• _Aim of the exercise_: Below is a block of data; give all of it again word for word.

+++

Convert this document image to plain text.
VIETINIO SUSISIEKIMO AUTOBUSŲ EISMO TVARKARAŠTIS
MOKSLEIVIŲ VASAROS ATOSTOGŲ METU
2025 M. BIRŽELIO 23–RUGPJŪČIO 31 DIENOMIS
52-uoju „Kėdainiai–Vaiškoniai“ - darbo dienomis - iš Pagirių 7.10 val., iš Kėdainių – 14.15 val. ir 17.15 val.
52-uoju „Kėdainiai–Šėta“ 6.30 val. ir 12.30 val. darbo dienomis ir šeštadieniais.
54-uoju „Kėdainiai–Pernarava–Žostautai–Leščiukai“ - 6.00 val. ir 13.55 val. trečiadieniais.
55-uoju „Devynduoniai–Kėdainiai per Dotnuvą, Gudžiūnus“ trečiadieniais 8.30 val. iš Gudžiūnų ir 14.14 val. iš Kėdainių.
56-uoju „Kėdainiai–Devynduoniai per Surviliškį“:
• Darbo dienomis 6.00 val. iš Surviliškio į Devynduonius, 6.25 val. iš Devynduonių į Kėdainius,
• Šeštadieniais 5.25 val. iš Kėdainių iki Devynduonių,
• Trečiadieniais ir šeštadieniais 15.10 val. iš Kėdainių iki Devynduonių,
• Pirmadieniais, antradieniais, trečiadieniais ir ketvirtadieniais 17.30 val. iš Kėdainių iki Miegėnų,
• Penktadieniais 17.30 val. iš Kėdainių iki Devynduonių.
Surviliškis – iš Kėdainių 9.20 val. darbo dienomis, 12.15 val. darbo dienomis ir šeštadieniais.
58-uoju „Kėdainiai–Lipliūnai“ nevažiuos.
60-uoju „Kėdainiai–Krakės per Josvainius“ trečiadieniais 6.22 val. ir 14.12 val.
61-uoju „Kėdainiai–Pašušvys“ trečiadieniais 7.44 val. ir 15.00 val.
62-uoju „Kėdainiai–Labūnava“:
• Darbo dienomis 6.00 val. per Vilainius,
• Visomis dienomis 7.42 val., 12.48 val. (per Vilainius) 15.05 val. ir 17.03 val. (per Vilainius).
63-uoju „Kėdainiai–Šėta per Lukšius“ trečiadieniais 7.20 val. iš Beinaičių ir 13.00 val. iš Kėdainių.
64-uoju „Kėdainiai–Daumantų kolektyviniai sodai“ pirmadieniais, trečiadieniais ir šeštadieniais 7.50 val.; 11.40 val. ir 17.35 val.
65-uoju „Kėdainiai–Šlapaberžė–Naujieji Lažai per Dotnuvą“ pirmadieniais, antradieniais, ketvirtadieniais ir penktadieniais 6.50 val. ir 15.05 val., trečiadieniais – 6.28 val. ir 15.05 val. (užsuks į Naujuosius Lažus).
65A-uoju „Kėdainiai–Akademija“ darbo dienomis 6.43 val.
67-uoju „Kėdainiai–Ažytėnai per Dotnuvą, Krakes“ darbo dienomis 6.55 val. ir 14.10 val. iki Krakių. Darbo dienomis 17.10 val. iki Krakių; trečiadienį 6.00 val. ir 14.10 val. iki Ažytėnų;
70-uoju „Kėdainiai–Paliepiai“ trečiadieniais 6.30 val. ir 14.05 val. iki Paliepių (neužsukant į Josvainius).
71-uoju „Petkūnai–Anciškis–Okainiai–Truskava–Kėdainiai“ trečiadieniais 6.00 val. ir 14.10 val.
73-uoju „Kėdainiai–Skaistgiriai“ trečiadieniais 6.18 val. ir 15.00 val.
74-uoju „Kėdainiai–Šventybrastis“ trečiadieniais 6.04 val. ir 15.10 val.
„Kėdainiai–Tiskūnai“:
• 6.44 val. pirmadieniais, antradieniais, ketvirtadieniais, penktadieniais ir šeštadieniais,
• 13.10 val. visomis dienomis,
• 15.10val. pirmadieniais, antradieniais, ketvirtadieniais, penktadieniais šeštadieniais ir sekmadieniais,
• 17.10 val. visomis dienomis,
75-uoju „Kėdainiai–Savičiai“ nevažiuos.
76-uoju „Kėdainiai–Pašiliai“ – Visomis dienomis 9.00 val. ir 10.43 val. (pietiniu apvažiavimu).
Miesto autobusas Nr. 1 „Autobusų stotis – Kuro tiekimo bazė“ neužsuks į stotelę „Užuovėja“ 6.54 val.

+++

• _Full output_:
Convert this document image to plain text.
VIETINIO SUSISIEKIMO AUTOBUSŲ EISMO TVARKARAŠTIS
MOKSLEIVIŲ VASAROS ATOSTOGŲ METU
2025 M. BIRŽELIO 23–RUGPJŪČIO 31 DIENOMIS
52-uoju „Kėdainiai–Vaiškoniai“ - darbo dienomis - iš Pagirių 7.10 val., iš Kėdainių – 14.15 val. ir 17.15 val.
52-uoju „Kėdainiai–Šėta“ 6.30 val. ir 12.30 val. darbo dienomis ir šeštadieniais.
54-uoju „Kėdainiai–Pernarava–Žostautai–Leščiukai“ - 6.00 val. ir 13.55 val. trečiadieniais.
55-uoju „Devynduoniai–Kėdainiai per Dotnuvą, Gudžiūnus“ trečiadieniais 8.30 val. iš Gudžiūnų ir 14.14 val. iš Kėdainių.
56-uoju „Kėdainiai–Devynduoniai per Surviliškį“:
• Darbo dienomis 6.00 val. iš Surviliškio į Devynduonius, 6.25 val. iš Devynduonių į Kėdainius,
• Šeštadieniais 5.25 val. iš Kėdainių iki Devynduonių,
• Trečiadieniais ir šeštadieniais 15.10 val. iš Kėdainių iki Devynduonių,
• Pirmadieniais, antradieniais, trečiadieniais ir ketvirtadieniais 17.30 val. iš Kėdainių iki Miegėnų,
• Penktadieniais 17.30 val. iš Kėdainių iki Devynduonių.
Surviliškis – iš Kėdainių 9.20 val. darbo dienomis, 12.15 val. darbo dienomis ir šeštadieniais.
58-uoju „Kėdainiai–Lipliūnai“ nevažiuos.
60-uoju „Kėdainiai–Krakės per Josvainius“ trečiadieniais 6.22 val. ir 14.12 val.
61-uoju „Kėdainiai–Pašušvys“ trečiadieniais 7.44 val. ir 15.00 val.
62-uoju „Kėdainiai–Labūnava“:
• Darbo dienomis 6.00 val. per Vilainius,
• Visomis dienomis 7.42 val., 12.48 val. (per Vilainius) 15.05 val. ir 17.03 val. (per Vilainius).
63-uoju „Kėdainiai–Šėta per Lukšius“ trečiadieniais 7.20 val. iš Beinaičių ir 13.00 val. iš Kėdainių.
64-uoju „Kėdainiai–Daumantų kolektyviniai sodai“ pirmadieniais, trečiadieniais ir šeštadieniais 7.50 val.; 11.40 val. ir 17.35 val.
65-uoju „Kėdainiai–Šlapaberžė–Naujieji Lažai per Dotnuvą“ pirmadieniais, antradieniais, ketvirtadieniais ir penktadieniais 6.50 val. ir 15.05 val., trečiadieniais – 6.28 val. ir 15.05 val. (užsuks į Naujuosius Lažus).
65A-uoju „Kėdainiai–Akademija“ darbo dienomis 6.43 val.
67-uoju „Kėdainiai–Ažytėnai per Dotnuvą, Krakes“ darbo dienomis 6.55 val. ir 14.10 val. iki Krakių. Darbo dienomis 17.10 val. iki Krakių; trečiadienį 6.00 val. ir 14.10 val. iki Ažytėnų;
70-uoju „Kėdainiai–Paliepiai“ trečiadieniais 6.30 val. ir 14.05 val. iki Paliepių (neužsukant į Josvainius).
71-uoju „Petkūnai–Anciškis–Okainiai–Truskava–Kėdainiai“ trečiadieniais 6.00 val. ir 14.10 val.
73-uoju „Kėdainiai–Skaistgiriai“ trečiadieniais 6.18 val. ir 15.00 val.
74-uoju „Kėdainiai–Šventybrastis“ trečiadieniais 6.04 val. ir 15.10 val.
„Kėdainiai–Tiskūnai“:
• 6.44 val. pirmadieniais, antradieniais, ketvirtadieniais, penktadieniais ir šeštadieniais,
• 13.10 val. visomis dienomis,
• 15.10val. pirmadieniais, antradieniais, ketvirtadieniais, penktadieniais šeštadieniais ir sekmadieniais,
• 17.10 val. visomis dienomis,
75-uoju „Kėdainiai–Savičiai“ nevažiuos.
76-uoju „Kėdainiai–Pašiliai“ – Visomis dienomis 9.00 val. ir 10.43 val. (pietiniu apvažiavimu).
Miesto autobusas Nr. 1 „Autobusų stotis – Kuro tiekimo bazė“ neužsuks į stotelę „Užuovėja“ 6.54 val.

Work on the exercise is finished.